**Requirement:** Reproduce every line of the records below without any changes.

**Collection entries:**
--
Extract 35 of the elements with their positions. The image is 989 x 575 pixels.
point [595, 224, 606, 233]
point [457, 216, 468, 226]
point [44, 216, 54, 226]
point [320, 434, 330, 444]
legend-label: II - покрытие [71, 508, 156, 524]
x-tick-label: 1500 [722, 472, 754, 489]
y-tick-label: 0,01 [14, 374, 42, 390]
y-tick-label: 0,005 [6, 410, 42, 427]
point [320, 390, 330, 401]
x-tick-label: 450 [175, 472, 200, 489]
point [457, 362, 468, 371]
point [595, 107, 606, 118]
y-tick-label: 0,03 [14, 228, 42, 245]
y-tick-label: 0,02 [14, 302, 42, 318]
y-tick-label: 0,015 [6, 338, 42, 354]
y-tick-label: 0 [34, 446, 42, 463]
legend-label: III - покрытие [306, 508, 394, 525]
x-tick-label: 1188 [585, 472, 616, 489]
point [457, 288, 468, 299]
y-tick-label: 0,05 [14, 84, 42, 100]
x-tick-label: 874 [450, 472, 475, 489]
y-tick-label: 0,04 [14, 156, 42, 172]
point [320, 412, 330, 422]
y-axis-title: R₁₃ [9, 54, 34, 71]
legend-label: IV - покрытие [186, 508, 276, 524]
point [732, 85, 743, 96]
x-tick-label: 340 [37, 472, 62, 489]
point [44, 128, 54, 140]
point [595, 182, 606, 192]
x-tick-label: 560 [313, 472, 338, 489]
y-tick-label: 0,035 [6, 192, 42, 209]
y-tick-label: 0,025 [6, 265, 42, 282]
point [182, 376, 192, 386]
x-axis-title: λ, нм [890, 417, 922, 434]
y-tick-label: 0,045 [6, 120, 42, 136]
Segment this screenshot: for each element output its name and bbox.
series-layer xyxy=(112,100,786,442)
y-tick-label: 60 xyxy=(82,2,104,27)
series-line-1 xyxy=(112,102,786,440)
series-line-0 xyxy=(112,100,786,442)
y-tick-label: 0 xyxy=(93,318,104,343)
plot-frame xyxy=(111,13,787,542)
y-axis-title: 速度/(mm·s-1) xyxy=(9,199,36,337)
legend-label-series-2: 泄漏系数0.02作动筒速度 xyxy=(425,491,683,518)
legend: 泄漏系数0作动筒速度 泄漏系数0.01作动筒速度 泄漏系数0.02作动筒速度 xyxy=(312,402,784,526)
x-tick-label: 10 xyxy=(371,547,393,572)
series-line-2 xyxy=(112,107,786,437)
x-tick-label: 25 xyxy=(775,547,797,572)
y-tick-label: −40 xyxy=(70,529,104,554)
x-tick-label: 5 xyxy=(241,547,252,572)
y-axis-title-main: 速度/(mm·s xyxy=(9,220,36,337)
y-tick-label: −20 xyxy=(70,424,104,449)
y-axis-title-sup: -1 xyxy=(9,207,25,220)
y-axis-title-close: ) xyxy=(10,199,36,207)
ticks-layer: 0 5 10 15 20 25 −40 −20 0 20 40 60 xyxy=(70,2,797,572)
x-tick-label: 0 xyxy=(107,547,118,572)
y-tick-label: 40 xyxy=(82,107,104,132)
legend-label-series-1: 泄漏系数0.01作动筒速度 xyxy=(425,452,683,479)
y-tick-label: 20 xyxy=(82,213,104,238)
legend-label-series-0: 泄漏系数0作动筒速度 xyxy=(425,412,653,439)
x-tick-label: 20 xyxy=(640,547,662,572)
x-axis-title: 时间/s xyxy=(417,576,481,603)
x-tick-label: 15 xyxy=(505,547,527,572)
--
**The result:**
Extract 35 of the elements with their positions. The image is 989 x 575 pixels.
point [595, 224, 606, 233]
point [457, 216, 468, 226]
point [44, 216, 54, 226]
point [320, 434, 330, 444]
legend-label: II - покрытие [71, 508, 156, 524]
x-tick-label: 1500 [722, 472, 754, 489]
y-tick-label: 0,01 [14, 374, 42, 390]
y-tick-label: 0,005 [6, 410, 42, 427]
point [320, 390, 330, 401]
x-tick-label: 450 [175, 472, 200, 489]
point [457, 362, 468, 371]
point [595, 107, 606, 118]
y-tick-label: 0,03 [14, 228, 42, 245]
y-tick-label: 0,02 [14, 302, 42, 318]
y-tick-label: 0,015 [6, 338, 42, 354]
y-tick-label: 0 [34, 446, 42, 463]
legend-label: III - покрытие [306, 508, 394, 525]
x-tick-label: 1188 [585, 472, 616, 489]
point [457, 288, 468, 299]
y-tick-label: 0,05 [14, 84, 42, 100]
x-tick-label: 874 [450, 472, 475, 489]
y-tick-label: 0,04 [14, 156, 42, 172]
point [320, 412, 330, 422]
y-axis-title: R₁₃ [9, 54, 34, 71]
legend-label: IV - покрытие [186, 508, 276, 524]
point [732, 85, 743, 96]
x-tick-label: 340 [37, 472, 62, 489]
point [44, 128, 54, 140]
point [595, 182, 606, 192]
x-tick-label: 560 [313, 472, 338, 489]
y-tick-label: 0,035 [6, 192, 42, 209]
y-tick-label: 0,025 [6, 265, 42, 282]
point [182, 376, 192, 386]
x-axis-title: λ, нм [890, 417, 922, 434]
y-tick-label: 0,045 [6, 120, 42, 136]
Segment this screenshot: for each element output its name and bbox.
series-layer xyxy=(112,100,786,442)
y-tick-label: 60 xyxy=(82,2,104,27)
series-line-1 xyxy=(112,102,786,440)
series-line-0 xyxy=(112,100,786,442)
y-tick-label: 0 xyxy=(93,318,104,343)
plot-frame xyxy=(111,13,787,542)
y-axis-title: 速度/(mm·s-1) xyxy=(9,199,36,337)
legend-label-series-2: 泄漏系数0.02作动筒速度 xyxy=(425,491,683,518)
legend: 泄漏系数0作动筒速度 泄漏系数0.01作动筒速度 泄漏系数0.02作动筒速度 xyxy=(312,402,784,526)
x-tick-label: 10 xyxy=(371,547,393,572)
series-line-2 xyxy=(112,107,786,437)
x-tick-label: 25 xyxy=(775,547,797,572)
y-tick-label: −40 xyxy=(70,529,104,554)
x-tick-label: 5 xyxy=(241,547,252,572)
y-axis-title-main: 速度/(mm·s xyxy=(9,220,36,337)
y-tick-label: −20 xyxy=(70,424,104,449)
y-axis-title-sup: -1 xyxy=(9,207,25,220)
y-axis-title-close: ) xyxy=(10,199,36,207)
ticks-layer: 0 5 10 15 20 25 −40 −20 0 20 40 60 xyxy=(70,2,797,572)
x-tick-label: 0 xyxy=(107,547,118,572)
y-tick-label: 40 xyxy=(82,107,104,132)
legend-label-series-1: 泄漏系数0.01作动筒速度 xyxy=(425,452,683,479)
y-tick-label: 20 xyxy=(82,213,104,238)
legend-label-series-0: 泄漏系数0作动筒速度 xyxy=(425,412,653,439)
x-tick-label: 20 xyxy=(640,547,662,572)
x-axis-title: 时间/s xyxy=(417,576,481,603)
x-tick-label: 15 xyxy=(505,547,527,572)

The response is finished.